**Given exercise:** Sift the material for lines containing "benefit", and return them.

**Data to use:**
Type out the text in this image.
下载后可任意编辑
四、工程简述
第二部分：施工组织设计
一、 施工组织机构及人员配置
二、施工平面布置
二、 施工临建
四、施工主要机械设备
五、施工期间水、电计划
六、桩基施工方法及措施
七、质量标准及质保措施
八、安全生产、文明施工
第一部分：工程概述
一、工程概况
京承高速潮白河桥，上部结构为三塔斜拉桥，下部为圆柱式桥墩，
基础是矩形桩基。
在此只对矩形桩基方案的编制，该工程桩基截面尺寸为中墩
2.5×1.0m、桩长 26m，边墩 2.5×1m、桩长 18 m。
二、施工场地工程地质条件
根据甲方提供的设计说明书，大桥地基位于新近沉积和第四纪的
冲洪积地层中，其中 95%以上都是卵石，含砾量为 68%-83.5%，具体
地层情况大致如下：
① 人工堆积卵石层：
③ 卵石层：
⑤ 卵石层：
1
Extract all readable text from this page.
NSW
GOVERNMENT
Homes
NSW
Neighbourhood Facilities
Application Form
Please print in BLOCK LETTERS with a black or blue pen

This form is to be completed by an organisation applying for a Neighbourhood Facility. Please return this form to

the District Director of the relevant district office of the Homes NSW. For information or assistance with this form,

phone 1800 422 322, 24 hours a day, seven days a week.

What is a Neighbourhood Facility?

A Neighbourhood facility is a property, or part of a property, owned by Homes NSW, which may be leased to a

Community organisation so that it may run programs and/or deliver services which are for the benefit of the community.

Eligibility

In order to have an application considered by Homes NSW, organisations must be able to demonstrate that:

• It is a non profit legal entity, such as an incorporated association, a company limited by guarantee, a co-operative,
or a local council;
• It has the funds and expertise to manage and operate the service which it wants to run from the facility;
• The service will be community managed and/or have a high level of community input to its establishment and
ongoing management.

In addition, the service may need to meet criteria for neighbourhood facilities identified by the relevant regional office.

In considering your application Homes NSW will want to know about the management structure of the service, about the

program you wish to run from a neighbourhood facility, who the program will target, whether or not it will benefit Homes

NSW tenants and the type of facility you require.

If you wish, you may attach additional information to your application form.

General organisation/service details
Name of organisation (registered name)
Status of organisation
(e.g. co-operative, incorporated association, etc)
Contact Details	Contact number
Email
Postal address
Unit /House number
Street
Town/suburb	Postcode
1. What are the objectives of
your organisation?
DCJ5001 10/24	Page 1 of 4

**Exercise output:**
Community organisation so that it may run programs and/or deliver services which are for the benefit of the community.
program you wish to run from a neighbourhood facility, who the program will target, whether or not it will benefit Homes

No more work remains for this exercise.